### Instruções:
a. Transcreva do texto sobre o Hino da Pérola o trecho que vai de "I – No reino" até "para a jornada.", incluindo este último.
b. Segundo o texto sobre o Hino da Pérola, a quem o Hino é atribuído?
c. No texto sobre o Hino da Pérola, a passagem que começa com "Quando eu era criancinha" descreve a situação do narrador antes de ser enviado. Enumere cada elemento dessa descrição.

O Hino da Pérola I – Raul Branco

O Hino da Pérola I – Raul Branco

Esse Hino, atribuído a Bardesanes, influente poeta do gnosticismo cristão do século II. E oferece uma excepcional oportunidade para percebermos a profundidade do misticismo nos primórdios de nossa tradição interna.

O Hino apresenta um comovente relato da peregrinação da alma. Esta culmina com a sua ‘salvação’, representada pela aquisição da ‘pérola’ (a gnosis). Então, como consequência, o retorno ao reino da Casa do Pai, num estreito paralelo com a parábola do Filho Pródigo.

Deixemos que a mensagem celestial de esperança penetre em nossos corações. Pois a estória que será narrada é a história de nossa vida.

I – No reino dos Pais:

“Quando eu era criancinha, demasiado novo para falar e morava no Reino da Casa de meu Pai, deleitando-me na riqueza e no esplendor daqueles que me nutriam, meus pais me enviaram do oriente, nosso lar, numa missão, equipado com suprimentos para a jornada.

### Dados fornecidos:
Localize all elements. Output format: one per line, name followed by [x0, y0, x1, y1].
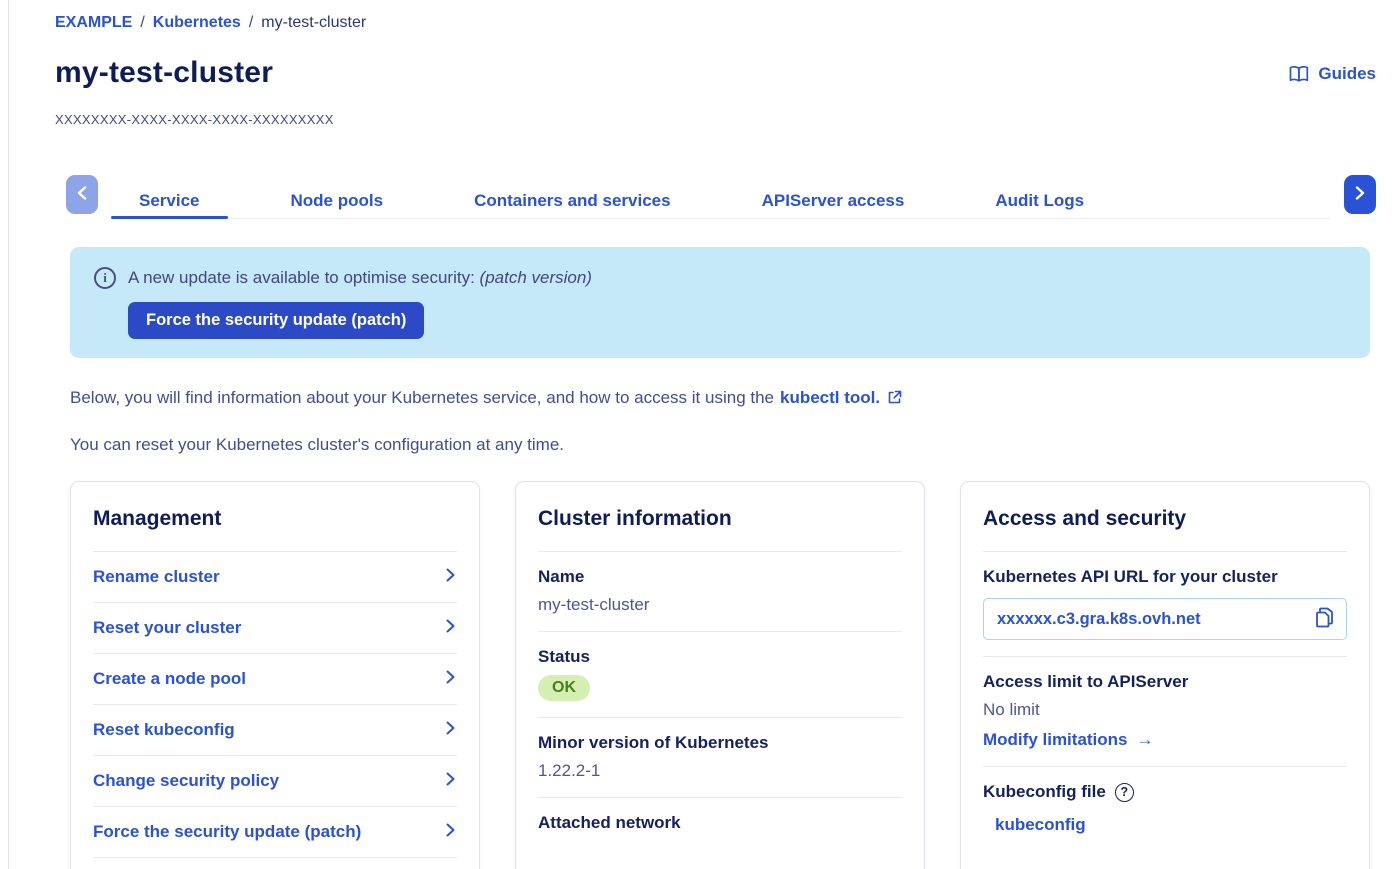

### Respostas por tarefa:
a.
I – No reino dos Pais:

“Quando eu era criancinha, demasiado novo para falar e morava no Reino da Casa de meu Pai, deleitando-me na riqueza e no esplendor daqueles que me nutriam, meus pais me enviaram do oriente, nosso lar, numa missão, equipado com suprimentos para a jornada.

b. A Bardesanes, influente poeta do gnosticismo cristão do século II.

c.
- era criancinha
- demasiado novo para falar
- morava no Reino da Casa de meu Pai
- deleitando-me na riqueza e no esplendor daqueles que me nutriam